Exercise description
Send back all the data below, exactly as given.

Material to process
···

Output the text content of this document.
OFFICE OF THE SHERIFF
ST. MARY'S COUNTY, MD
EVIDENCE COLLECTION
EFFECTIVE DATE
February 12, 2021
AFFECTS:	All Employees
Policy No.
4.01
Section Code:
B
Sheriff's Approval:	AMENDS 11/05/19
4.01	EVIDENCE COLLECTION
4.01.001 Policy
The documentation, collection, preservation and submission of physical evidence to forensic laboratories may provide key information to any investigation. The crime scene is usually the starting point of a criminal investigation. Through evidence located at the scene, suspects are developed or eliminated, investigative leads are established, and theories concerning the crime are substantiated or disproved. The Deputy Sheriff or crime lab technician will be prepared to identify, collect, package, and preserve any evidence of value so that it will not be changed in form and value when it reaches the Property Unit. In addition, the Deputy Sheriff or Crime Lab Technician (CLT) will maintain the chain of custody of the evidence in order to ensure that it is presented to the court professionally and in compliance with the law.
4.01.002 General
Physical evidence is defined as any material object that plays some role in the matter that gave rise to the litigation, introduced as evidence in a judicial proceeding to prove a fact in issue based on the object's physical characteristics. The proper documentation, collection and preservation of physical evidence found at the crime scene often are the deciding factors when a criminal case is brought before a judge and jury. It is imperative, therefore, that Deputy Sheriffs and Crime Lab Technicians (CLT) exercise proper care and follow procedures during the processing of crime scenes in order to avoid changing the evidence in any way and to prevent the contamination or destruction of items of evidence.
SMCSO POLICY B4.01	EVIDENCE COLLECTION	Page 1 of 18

···

Solution for this problem
Output the text content of this document.
OFFICE OF THE SHERIFF
ST. MARY'S COUNTY, MD
EVIDENCE COLLECTION
EFFECTIVE DATE
February 12, 2021
AFFECTS:	All Employees
Policy No.
4.01
Section Code:
B
Sheriff's Approval:	AMENDS 11/05/19
4.01	EVIDENCE COLLECTION
4.01.001 Policy
The documentation, collection, preservation and submission of physical evidence to forensic laboratories may provide key information to any investigation. The crime scene is usually the starting point of a criminal investigation. Through evidence located at the scene, suspects are developed or eliminated, investigative leads are established, and theories concerning the crime are substantiated or disproved. The Deputy Sheriff or crime lab technician will be prepared to identify, collect, package, and preserve any evidence of value so that it will not be changed in form and value when it reaches the Property Unit. In addition, the Deputy Sheriff or Crime Lab Technician (CLT) will maintain the chain of custody of the evidence in order to ensure that it is presented to the court professionally and in compliance with the law.
4.01.002 General
Physical evidence is defined as any material object that plays some role in the matter that gave rise to the litigation, introduced as evidence in a judicial proceeding to prove a fact in issue based on the object's physical characteristics. The proper documentation, collection and preservation of physical evidence found at the crime scene often are the deciding factors when a criminal case is brought before a judge and jury. It is imperative, therefore, that Deputy Sheriffs and Crime Lab Technicians (CLT) exercise proper care and follow procedures during the processing of crime scenes in order to avoid changing the evidence in any way and to prevent the contamination or destruction of items of evidence.
SMCSO POLICY B4.01	EVIDENCE COLLECTION	Page 1 of 18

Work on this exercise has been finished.